* Start Information provided *

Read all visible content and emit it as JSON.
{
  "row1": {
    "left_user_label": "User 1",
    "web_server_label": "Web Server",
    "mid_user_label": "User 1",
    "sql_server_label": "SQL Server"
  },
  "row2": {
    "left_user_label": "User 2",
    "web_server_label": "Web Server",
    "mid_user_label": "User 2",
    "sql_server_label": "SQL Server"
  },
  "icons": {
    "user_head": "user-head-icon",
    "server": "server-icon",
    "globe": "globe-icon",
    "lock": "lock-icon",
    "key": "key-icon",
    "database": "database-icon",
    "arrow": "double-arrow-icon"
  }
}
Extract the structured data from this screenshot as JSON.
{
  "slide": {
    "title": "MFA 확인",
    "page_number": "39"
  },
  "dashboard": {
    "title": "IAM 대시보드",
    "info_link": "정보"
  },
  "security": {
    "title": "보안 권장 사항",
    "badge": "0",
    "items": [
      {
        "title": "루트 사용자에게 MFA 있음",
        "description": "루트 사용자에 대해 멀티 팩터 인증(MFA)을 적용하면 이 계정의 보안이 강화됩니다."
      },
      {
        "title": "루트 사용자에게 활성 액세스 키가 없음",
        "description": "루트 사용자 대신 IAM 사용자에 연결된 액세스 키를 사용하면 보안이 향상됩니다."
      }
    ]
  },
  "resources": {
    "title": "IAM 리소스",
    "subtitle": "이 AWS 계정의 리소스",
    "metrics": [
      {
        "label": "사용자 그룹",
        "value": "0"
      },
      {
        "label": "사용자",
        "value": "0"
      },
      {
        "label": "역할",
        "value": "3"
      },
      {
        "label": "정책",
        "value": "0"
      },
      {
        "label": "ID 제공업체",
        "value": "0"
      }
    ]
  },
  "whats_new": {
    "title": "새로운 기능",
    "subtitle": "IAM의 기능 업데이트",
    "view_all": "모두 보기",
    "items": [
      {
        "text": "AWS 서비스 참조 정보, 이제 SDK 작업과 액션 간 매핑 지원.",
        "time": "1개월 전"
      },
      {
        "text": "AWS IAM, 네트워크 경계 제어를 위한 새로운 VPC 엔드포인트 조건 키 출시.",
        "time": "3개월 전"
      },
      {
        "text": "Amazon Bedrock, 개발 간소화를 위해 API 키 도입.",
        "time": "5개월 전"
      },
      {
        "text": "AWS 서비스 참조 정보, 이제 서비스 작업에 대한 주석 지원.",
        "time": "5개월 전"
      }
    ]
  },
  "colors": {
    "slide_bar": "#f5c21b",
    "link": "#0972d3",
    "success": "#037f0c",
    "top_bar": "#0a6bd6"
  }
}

* End Information provided *

▸ Request
Copy down the whole of the data above, matching it exactly.

▸ Exercise answer
Read all visible content and emit it as JSON.
{
  "row1": {
    "left_user_label": "User 1",
    "web_server_label": "Web Server",
    "mid_user_label": "User 1",
    "sql_server_label": "SQL Server"
  },
  "row2": {
    "left_user_label": "User 2",
    "web_server_label": "Web Server",
    "mid_user_label": "User 2",
    "sql_server_label": "SQL Server"
  },
  "icons": {
    "user_head": "user-head-icon",
    "server": "server-icon",
    "globe": "globe-icon",
    "lock": "lock-icon",
    "key": "key-icon",
    "database": "database-icon",
    "arrow": "double-arrow-icon"
  }
}
Extract the structured data from this screenshot as JSON.
{
  "slide": {
    "title": "MFA 확인",
    "page_number": "39"
  },
  "dashboard": {
    "title": "IAM 대시보드",
    "info_link": "정보"
  },
  "security": {
    "title": "보안 권장 사항",
    "badge": "0",
    "items": [
      {
        "title": "루트 사용자에게 MFA 있음",
        "description": "루트 사용자에 대해 멀티 팩터 인증(MFA)을 적용하면 이 계정의 보안이 강화됩니다."
      },
      {
        "title": "루트 사용자에게 활성 액세스 키가 없음",
        "description": "루트 사용자 대신 IAM 사용자에 연결된 액세스 키를 사용하면 보안이 향상됩니다."
      }
    ]
  },
  "resources": {
    "title": "IAM 리소스",
    "subtitle": "이 AWS 계정의 리소스",
    "metrics": [
      {
        "label": "사용자 그룹",
        "value": "0"
      },
      {
        "label": "사용자",
        "value": "0"
      },
      {
        "label": "역할",
        "value": "3"
      },
      {
        "label": "정책",
        "value": "0"
      },
      {
        "label": "ID 제공업체",
        "value": "0"
      }
    ]
  },
  "whats_new": {
    "title": "새로운 기능",
    "subtitle": "IAM의 기능 업데이트",
    "view_all": "모두 보기",
    "items": [
      {
        "text": "AWS 서비스 참조 정보, 이제 SDK 작업과 액션 간 매핑 지원.",
        "time": "1개월 전"
      },
      {
        "text": "AWS IAM, 네트워크 경계 제어를 위한 새로운 VPC 엔드포인트 조건 키 출시.",
        "time": "3개월 전"
      },
      {
        "text": "Amazon Bedrock, 개발 간소화를 위해 API 키 도입.",
        "time": "5개월 전"
      },
      {
        "text": "AWS 서비스 참조 정보, 이제 서비스 작업에 대한 주석 지원.",
        "time": "5개월 전"
      }
    ]
  },
  "colors": {
    "slide_bar": "#f5c21b",
    "link": "#0972d3",
    "success": "#037f0c",
    "top_bar": "#0a6bd6"
  }
}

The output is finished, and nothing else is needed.